A block of data
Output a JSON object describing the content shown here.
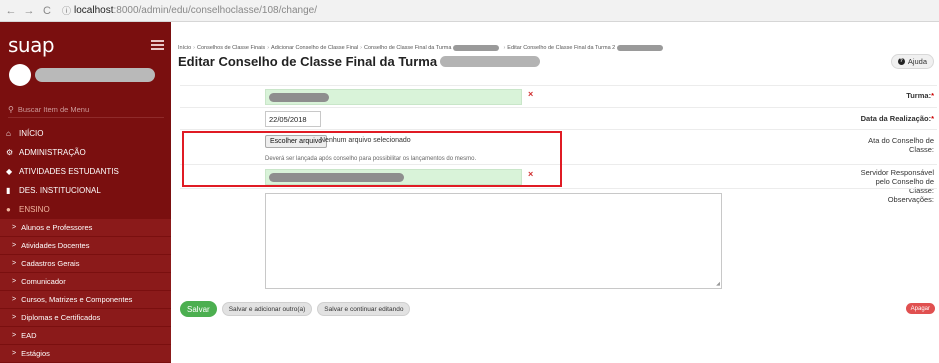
{
  "browser": {
    "url_host": "localhost",
    "url_path": ":8000/admin/edu/conselhoclasse/108/change/",
    "nav": [
      "←",
      "→",
      "C"
    ]
  },
  "sidebar": {
    "logo": "suap",
    "search_placeholder": "Buscar Item de Menu",
    "menu": [
      {
        "icon": "home-icon",
        "glyph": "⌂",
        "label": "INÍCIO"
      },
      {
        "icon": "admin-icon",
        "glyph": "⚙",
        "label": "ADMINISTRAÇÃO"
      },
      {
        "icon": "student-activities-icon",
        "glyph": "◆",
        "label": "ATIVIDADES ESTUDANTIS"
      },
      {
        "icon": "bar-chart-icon",
        "glyph": "▮",
        "label": "DES. INSTITUCIONAL"
      },
      {
        "icon": "ensino-icon",
        "glyph": "●",
        "label": "ENSINO"
      }
    ],
    "submenu": [
      "Alunos e Professores",
      "Atividades Docentes",
      "Cadastros Gerais",
      "Comunicador",
      "Cursos, Matrizes e Componentes",
      "Diplomas e Certificados",
      "EAD",
      "Estágios"
    ]
  },
  "main": {
    "breadcrumb": [
      "Início",
      "Conselhos de Classe Finais",
      "Adicionar Conselho de Classe Final",
      "Conselho de Classe Final da Turma",
      "Editar Conselho de Classe Final da Turma 2"
    ],
    "title": "Editar Conselho de Classe Final da Turma",
    "help_label": "Ajuda",
    "fields": {
      "turma_label": "Turma:",
      "data_label": "Data da Realização:",
      "data_value": "22/05/2018",
      "ata_label": "Ata do Conselho de Classe:",
      "file_button": "Escolher arquivo",
      "file_status": "Nenhum arquivo selecionado",
      "ata_help": "Deverá ser lançada após conselho para possibilitar os lançamentos do mesmo.",
      "servidor_label": "Servidor Responsável pelo Conselho de Classe:",
      "observacoes_label": "Observações:",
      "error_mark": "×",
      "required_mark": "*"
    },
    "actions": {
      "save": "Salvar",
      "save_add": "Salvar e adicionar outro(a)",
      "save_continue": "Salvar e continuar editando",
      "delete": "Apagar"
    }
  },
  "colors": {
    "sidebar_bg": "#7a0f0f",
    "valid_input_bg": "#d9f3d9",
    "highlight_border": "#e01b24",
    "save_green": "#4caf50",
    "delete_red": "#e05050"
  }
}
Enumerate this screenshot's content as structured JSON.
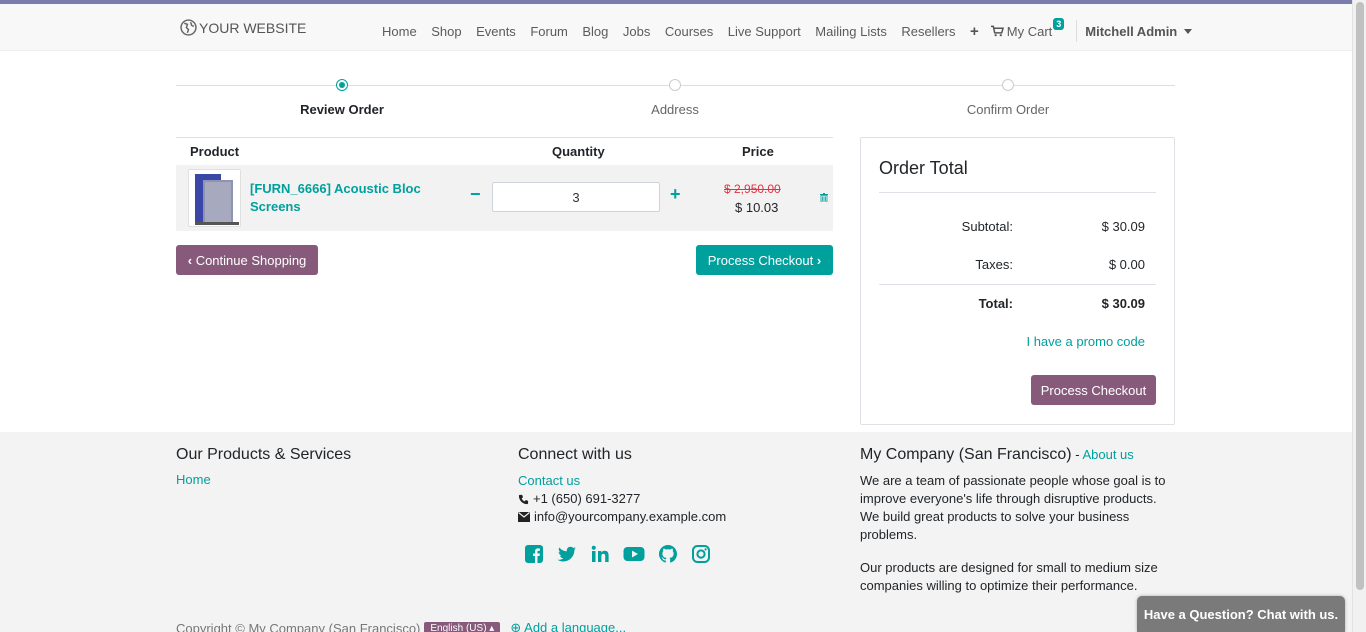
{
  "header": {
    "logo_text": "YOUR WEBSITE",
    "nav": [
      "Home",
      "Shop",
      "Events",
      "Forum",
      "Blog",
      "Jobs",
      "Courses",
      "Live Support",
      "Mailing Lists",
      "Resellers"
    ],
    "plus": "+",
    "cart_label": "My Cart",
    "cart_count": "3",
    "user": "Mitchell Admin"
  },
  "steps": [
    {
      "label": "Review Order",
      "active": true
    },
    {
      "label": "Address",
      "active": false
    },
    {
      "label": "Confirm Order",
      "active": false
    }
  ],
  "cart_table": {
    "headers": {
      "product": "Product",
      "quantity": "Quantity",
      "price": "Price"
    },
    "rows": [
      {
        "name": "[FURN_6666] Acoustic Bloc Screens",
        "quantity": "3",
        "price_old": "$ 2,950.00",
        "price_new": "$ 10.03"
      }
    ]
  },
  "buttons": {
    "continue": "Continue Shopping",
    "checkout": "Process Checkout"
  },
  "order_total": {
    "title": "Order Total",
    "subtotal_label": "Subtotal:",
    "subtotal": "$ 30.09",
    "taxes_label": "Taxes:",
    "taxes": "$ 0.00",
    "total_label": "Total:",
    "total": "$ 30.09",
    "promo": "I have a promo code",
    "checkout": "Process Checkout"
  },
  "footer": {
    "products_title": "Our Products & Services",
    "products_link": "Home",
    "connect_title": "Connect with us",
    "contact_link": "Contact us",
    "phone": "+1 (650) 691-3277",
    "email": "info@yourcompany.example.com",
    "company_title": "My Company (San Francisco)",
    "about_sep": " - ",
    "about_link": "About us",
    "about_p1": "We are a team of passionate people whose goal is to improve everyone's life through disruptive products. We build great products to solve your business problems.",
    "about_p2": "Our products are designed for small to medium size companies willing to optimize their performance.",
    "copyright": "Copyright © My Company (San Francisco)",
    "language": "English (US)",
    "add_language": "Add a language..."
  },
  "chat": "Have a Question? Chat with us.",
  "colors": {
    "primary": "#00a09d",
    "secondary": "#875a7b",
    "accent_bar": "#7c7bad"
  }
}
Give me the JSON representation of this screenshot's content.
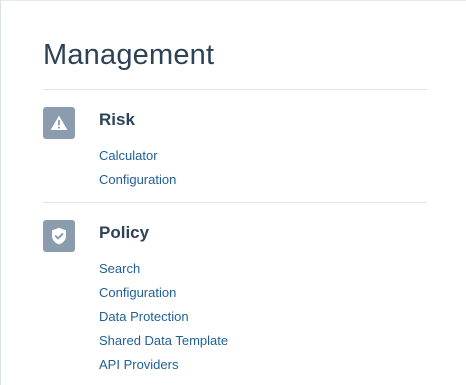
{
  "page": {
    "title": "Management"
  },
  "sections": [
    {
      "title": "Risk",
      "icon": "warning-icon",
      "links": [
        "Calculator",
        "Configuration"
      ]
    },
    {
      "title": "Policy",
      "icon": "shield-check-icon",
      "links": [
        "Search",
        "Configuration",
        "Data Protection",
        "Shared Data Template",
        "API Providers"
      ]
    }
  ],
  "colors": {
    "text": "#2e4257",
    "link": "#1f5f97",
    "icon_bg": "#8b9cae",
    "divider": "#dfe4ea"
  }
}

** Exercise details **
Extract, word for word, every line from the one containing "Give me the" to the end of the data above, both ends included, and leave out the pictures.

** The reply **
Give me the JSON representation of this screenshot's content.
{
  "page": {
    "title": "Management"
  },
  "sections": [
    {
      "title": "Risk",
      "icon": "warning-icon",
      "links": [
        "Calculator",
        "Configuration"
      ]
    },
    {
      "title": "Policy",
      "icon": "shield-check-icon",
      "links": [
        "Search",
        "Configuration",
        "Data Protection",
        "Shared Data Template",
        "API Providers"
      ]
    }
  ],
  "colors": {
    "text": "#2e4257",
    "link": "#1f5f97",
    "icon_bg": "#8b9cae",
    "divider": "#dfe4ea"
  }
}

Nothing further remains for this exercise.